▸ DATA RECORDS
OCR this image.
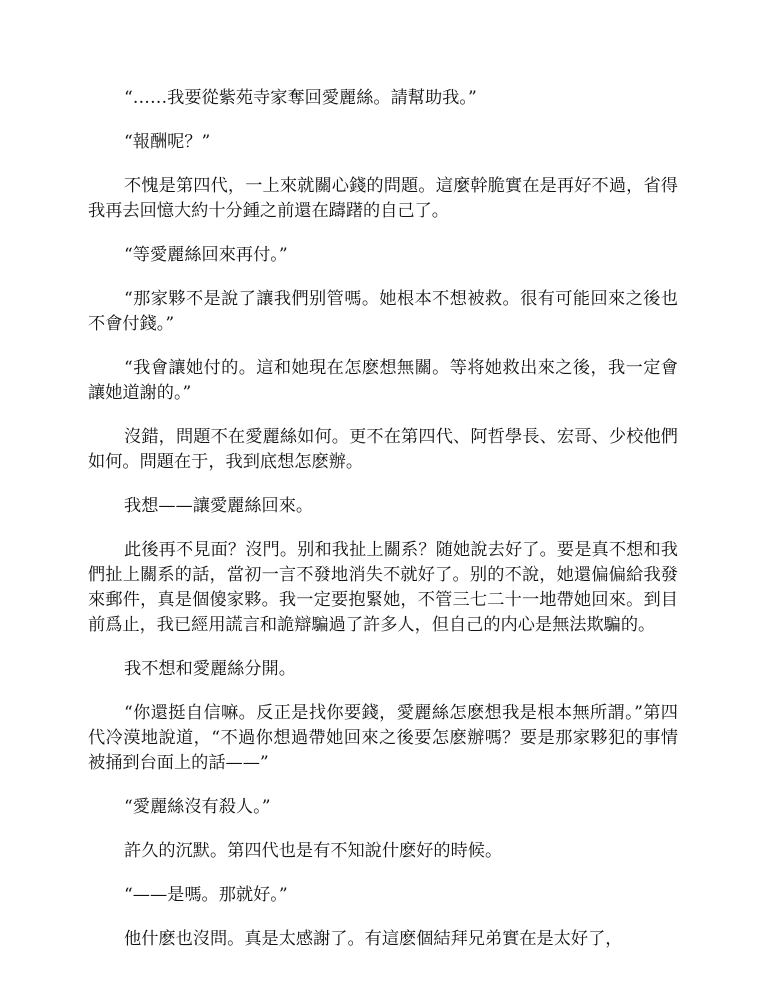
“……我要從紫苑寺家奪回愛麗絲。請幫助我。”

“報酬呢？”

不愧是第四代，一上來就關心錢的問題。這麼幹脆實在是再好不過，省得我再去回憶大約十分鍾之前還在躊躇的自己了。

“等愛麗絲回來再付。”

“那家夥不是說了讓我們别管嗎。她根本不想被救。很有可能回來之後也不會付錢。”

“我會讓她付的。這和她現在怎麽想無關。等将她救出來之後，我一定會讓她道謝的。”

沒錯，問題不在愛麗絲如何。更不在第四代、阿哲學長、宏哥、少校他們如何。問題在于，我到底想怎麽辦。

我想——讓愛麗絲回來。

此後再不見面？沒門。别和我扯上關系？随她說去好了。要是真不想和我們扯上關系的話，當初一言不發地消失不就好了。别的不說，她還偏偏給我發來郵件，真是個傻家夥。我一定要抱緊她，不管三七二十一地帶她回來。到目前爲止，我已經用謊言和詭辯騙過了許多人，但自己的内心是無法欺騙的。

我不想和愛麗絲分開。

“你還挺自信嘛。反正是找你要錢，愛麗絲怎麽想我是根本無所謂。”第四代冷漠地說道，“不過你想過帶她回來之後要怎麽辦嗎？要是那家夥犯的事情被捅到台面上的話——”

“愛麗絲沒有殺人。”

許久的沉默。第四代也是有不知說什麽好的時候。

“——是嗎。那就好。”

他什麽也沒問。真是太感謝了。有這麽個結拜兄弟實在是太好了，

▸ THE TASK
Write out each entry exactly as given, but skip the pictures.

▸ WORKED SOLUTION
OCR this image.
“……我要從紫苑寺家奪回愛麗絲。請幫助我。”

“報酬呢？”

不愧是第四代，一上來就關心錢的問題。這麼幹脆實在是再好不過，省得我再去回憶大約十分鍾之前還在躊躇的自己了。

“等愛麗絲回來再付。”

“那家夥不是說了讓我們别管嗎。她根本不想被救。很有可能回來之後也不會付錢。”

“我會讓她付的。這和她現在怎麽想無關。等将她救出來之後，我一定會讓她道謝的。”

沒錯，問題不在愛麗絲如何。更不在第四代、阿哲學長、宏哥、少校他們如何。問題在于，我到底想怎麽辦。

我想——讓愛麗絲回來。

此後再不見面？沒門。别和我扯上關系？随她說去好了。要是真不想和我們扯上關系的話，當初一言不發地消失不就好了。别的不說，她還偏偏給我發來郵件，真是個傻家夥。我一定要抱緊她，不管三七二十一地帶她回來。到目前爲止，我已經用謊言和詭辯騙過了許多人，但自己的内心是無法欺騙的。

我不想和愛麗絲分開。

“你還挺自信嘛。反正是找你要錢，愛麗絲怎麽想我是根本無所謂。”第四代冷漠地說道，“不過你想過帶她回來之後要怎麽辦嗎？要是那家夥犯的事情被捅到台面上的話——”

“愛麗絲沒有殺人。”

許久的沉默。第四代也是有不知說什麽好的時候。

“——是嗎。那就好。”

他什麽也沒問。真是太感謝了。有這麽個結拜兄弟實在是太好了，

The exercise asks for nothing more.